Texto para analizar:

En la temporada 2008-2009 Andersen volvería a Denver, la ciudad en la que comenzó a desplegar sus alas, unas alas que, vía tatuaje, habían pasado a formar parte de él. Su primer año con los Nuggets sería el mejor de su carrera, promediando 6.4 puntos y 6.2 rebotes por partido, así como unos sorprendentes 2.5 tapones, la segunda mejor marca de la NBA. Pasaron los años, y Andersen se había convertido en una pieza fundamental de la rotación de los Nuggets. Desde el banquillo, el extravagante pívot aportaba su intensidad característica. Su peculiar imagen y su actitud le convirtieron en un icono para la afición, muchas veces caracterizada como él. Sin embargo, algo había cambiado con respecto al hombre que había sido suspendido en 2006. Andersen estaba centrado en el deporte, asistía a todos los entrenamientos y había abandonado los hábitos que tan malos resultados le habían dado en el pasado: era un hombre totalmente nuevo.

Chris Andersen desplegando sus alas. (Foto: Jed Jacobsohn | Getty Images).

A pesar de su buen rendimiento, el general manager de Denver Nuggets (Masai Ujiri, mejor ejecutivo de la temporada 2012-13) decidió prescindir de sus servicios, aplicando sobre él la cláusula de amnistía para evitar superar el límite salarial. Andersen se quedaba sin equipo.

Ejercicios:
[A] Responde según el texto sobre Chris Andersen:
(i) ¿Cuántos tapones por partido promedió en su primer año de regreso con los Nuggets?
(ii) ¿En qué año había sido suspendido?
(iii) ¿Qué cláusula aplicó sobre él el general manager de Denver?
[B] Prolonga el texto sobre Chris Andersen a partir del punto en que se detiene.
Los registros son un material independiente del texto sobre Chris Andersen.

Material extraído:
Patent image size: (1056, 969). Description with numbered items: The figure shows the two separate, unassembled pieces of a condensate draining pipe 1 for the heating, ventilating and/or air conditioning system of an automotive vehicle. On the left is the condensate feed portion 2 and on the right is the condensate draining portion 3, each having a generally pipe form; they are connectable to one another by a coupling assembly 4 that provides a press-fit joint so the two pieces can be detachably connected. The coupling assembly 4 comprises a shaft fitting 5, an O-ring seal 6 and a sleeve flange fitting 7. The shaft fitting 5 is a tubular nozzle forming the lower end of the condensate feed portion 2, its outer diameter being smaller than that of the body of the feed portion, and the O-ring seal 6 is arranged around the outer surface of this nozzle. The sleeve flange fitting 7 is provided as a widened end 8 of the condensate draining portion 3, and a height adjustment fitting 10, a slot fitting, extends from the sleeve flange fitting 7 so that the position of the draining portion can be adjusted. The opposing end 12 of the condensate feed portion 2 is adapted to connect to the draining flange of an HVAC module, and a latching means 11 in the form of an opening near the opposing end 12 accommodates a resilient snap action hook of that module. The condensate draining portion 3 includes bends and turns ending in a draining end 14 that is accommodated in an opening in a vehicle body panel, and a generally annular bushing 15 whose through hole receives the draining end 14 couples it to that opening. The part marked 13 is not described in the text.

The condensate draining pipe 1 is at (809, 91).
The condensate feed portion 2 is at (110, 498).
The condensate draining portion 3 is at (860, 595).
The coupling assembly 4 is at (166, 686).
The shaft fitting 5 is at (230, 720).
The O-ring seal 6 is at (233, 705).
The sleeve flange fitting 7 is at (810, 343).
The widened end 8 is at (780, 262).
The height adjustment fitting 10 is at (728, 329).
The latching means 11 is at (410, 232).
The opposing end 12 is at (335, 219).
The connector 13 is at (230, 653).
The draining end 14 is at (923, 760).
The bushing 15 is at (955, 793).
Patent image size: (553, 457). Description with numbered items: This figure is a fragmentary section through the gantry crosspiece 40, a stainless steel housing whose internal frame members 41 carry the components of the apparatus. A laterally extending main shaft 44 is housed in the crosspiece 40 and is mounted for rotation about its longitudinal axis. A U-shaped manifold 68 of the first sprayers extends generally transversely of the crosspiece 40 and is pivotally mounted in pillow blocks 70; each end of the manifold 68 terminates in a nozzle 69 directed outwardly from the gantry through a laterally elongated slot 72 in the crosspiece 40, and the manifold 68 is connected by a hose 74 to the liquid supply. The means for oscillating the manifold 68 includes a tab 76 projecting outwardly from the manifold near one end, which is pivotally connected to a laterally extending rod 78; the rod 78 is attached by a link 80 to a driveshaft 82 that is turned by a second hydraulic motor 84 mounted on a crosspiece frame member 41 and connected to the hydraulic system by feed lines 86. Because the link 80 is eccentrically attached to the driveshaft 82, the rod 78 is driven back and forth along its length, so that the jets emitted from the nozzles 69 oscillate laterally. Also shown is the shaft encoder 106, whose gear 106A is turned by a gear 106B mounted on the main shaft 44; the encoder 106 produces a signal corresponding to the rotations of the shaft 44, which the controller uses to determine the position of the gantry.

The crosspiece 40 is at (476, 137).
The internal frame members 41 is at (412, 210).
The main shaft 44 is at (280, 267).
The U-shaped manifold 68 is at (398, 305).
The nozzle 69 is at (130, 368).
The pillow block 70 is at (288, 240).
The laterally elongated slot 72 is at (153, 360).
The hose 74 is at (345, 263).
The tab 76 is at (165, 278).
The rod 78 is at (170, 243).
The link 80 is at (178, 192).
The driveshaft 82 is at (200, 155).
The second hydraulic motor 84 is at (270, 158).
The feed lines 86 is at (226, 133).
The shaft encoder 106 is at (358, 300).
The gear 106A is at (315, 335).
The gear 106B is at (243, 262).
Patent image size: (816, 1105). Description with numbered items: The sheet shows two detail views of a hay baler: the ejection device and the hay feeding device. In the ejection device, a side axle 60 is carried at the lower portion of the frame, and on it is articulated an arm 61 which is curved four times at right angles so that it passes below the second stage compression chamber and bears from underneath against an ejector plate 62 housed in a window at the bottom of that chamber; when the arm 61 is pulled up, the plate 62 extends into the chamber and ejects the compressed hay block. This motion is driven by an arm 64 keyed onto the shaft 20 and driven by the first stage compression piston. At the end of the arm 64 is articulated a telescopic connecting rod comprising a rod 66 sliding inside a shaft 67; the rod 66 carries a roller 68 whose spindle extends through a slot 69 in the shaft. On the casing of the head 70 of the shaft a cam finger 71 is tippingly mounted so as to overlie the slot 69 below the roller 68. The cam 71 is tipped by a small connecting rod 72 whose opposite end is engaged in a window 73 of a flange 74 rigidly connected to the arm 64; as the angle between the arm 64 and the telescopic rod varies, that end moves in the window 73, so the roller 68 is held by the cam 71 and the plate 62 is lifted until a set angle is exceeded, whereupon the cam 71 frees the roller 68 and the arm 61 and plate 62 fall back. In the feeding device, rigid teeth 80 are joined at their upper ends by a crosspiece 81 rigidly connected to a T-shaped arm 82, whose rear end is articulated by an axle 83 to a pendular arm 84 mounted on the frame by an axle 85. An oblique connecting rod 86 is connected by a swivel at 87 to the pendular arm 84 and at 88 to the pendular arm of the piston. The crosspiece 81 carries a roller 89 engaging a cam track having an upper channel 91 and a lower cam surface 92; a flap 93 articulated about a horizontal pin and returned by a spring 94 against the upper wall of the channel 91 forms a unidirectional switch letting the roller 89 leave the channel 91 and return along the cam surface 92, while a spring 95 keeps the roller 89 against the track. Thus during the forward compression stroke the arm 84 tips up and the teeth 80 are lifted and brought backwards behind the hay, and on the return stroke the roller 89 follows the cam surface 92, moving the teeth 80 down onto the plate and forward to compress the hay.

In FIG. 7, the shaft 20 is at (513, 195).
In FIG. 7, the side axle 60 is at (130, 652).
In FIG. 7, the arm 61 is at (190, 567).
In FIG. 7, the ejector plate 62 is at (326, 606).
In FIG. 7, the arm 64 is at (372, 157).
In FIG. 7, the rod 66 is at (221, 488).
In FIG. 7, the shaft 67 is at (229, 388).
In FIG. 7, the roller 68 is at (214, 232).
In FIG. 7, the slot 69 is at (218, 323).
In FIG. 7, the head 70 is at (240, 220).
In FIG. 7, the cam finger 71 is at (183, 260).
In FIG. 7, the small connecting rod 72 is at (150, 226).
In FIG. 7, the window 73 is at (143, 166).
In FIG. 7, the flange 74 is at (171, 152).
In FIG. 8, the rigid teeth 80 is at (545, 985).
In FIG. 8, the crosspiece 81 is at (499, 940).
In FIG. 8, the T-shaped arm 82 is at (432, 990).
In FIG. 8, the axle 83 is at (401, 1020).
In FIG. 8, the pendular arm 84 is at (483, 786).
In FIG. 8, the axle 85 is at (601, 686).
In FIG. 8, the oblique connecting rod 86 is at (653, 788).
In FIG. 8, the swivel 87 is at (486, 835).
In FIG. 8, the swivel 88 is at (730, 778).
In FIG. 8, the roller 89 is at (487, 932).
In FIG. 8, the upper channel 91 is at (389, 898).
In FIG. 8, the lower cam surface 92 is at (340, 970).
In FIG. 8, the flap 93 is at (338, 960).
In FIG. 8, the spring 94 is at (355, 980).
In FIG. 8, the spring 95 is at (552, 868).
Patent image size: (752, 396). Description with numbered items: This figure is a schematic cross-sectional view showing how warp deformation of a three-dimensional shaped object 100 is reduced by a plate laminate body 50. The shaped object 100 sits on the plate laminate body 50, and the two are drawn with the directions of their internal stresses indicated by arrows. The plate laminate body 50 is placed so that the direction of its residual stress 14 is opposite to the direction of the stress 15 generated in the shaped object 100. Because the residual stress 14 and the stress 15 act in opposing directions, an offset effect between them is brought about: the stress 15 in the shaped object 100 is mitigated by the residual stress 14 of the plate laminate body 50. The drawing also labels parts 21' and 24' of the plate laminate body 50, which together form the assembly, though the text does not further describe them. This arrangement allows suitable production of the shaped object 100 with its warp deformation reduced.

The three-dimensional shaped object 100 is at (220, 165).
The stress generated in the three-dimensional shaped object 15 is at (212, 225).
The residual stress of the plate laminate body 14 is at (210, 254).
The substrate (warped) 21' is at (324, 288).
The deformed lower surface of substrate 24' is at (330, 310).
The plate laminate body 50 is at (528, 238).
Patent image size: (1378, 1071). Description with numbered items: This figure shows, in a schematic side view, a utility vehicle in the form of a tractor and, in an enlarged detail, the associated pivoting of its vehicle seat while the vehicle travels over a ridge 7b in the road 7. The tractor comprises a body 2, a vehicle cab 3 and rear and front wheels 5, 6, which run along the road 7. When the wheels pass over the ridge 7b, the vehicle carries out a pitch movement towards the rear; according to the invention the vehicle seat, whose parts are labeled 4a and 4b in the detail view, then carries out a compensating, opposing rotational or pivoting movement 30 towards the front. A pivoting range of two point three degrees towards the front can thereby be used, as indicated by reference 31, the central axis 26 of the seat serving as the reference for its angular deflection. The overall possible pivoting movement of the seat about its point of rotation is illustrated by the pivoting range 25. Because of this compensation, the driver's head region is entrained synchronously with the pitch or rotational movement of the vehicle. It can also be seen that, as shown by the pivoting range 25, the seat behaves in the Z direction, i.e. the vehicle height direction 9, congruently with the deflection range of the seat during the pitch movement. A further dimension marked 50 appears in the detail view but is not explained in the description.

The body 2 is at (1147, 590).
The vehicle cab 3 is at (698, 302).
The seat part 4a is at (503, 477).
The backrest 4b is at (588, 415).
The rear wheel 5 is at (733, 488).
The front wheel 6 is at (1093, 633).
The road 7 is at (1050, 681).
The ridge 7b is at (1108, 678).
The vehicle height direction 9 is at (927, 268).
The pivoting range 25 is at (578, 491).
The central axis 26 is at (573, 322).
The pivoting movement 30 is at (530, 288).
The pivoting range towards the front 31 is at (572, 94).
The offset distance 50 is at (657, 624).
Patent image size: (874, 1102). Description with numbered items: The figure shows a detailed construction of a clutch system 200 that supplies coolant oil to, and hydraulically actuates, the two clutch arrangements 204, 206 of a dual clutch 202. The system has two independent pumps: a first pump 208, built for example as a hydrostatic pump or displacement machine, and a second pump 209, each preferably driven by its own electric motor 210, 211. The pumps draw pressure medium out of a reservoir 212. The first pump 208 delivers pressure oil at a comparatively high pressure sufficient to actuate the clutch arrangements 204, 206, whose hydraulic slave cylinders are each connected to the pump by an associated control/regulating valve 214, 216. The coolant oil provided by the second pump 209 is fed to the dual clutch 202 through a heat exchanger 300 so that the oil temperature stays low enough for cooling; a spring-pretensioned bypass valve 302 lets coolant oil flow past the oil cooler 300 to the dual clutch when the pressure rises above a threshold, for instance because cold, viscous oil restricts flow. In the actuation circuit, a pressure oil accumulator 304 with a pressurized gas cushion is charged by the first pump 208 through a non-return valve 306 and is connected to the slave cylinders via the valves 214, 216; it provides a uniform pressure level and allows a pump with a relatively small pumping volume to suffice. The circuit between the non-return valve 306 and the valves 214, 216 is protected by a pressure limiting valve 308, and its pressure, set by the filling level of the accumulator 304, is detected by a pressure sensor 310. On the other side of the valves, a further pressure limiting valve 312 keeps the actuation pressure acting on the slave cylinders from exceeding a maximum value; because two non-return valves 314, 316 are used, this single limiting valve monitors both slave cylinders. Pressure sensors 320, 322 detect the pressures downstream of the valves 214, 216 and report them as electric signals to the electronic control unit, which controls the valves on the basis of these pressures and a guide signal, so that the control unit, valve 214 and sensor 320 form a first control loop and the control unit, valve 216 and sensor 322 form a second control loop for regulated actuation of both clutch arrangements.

Soluciones:
[A]
(i) 2.5 tapones por partido.
(ii) En 2006.
(iii) La cláusula de amnistía.

[B]
Volando alto

La temporada pasada empezó con Andersen como agente libre. Intentó buscar equipo en verano, sin éxito. Siguió ejercitándose, sin perder la esperanza de volver a la liga. El destino es caprichoso y demostró que la espera, a veces, merece la pena. Los campeones de la NBA, Miami Heat, buscaban la forma de reforzar su endeble juego interior sin exceder el límite salarial, algo complicado con los masivos contratos de Lebron, Wade y Bosh. Si había un jugador libre con la capacidad de aportar fuerza al juego interior y con un contrato no demasiado elevado, ese era Chris Andersen. El 20 de enero de 2013, Miami le ofrecía al pívot un contrato de diez días. Cumplió con creces las expectativas y, tras ponerle a prueba durante un segundo período de diez días, sería oficialmente fichado por los Heat hasta final de temporada.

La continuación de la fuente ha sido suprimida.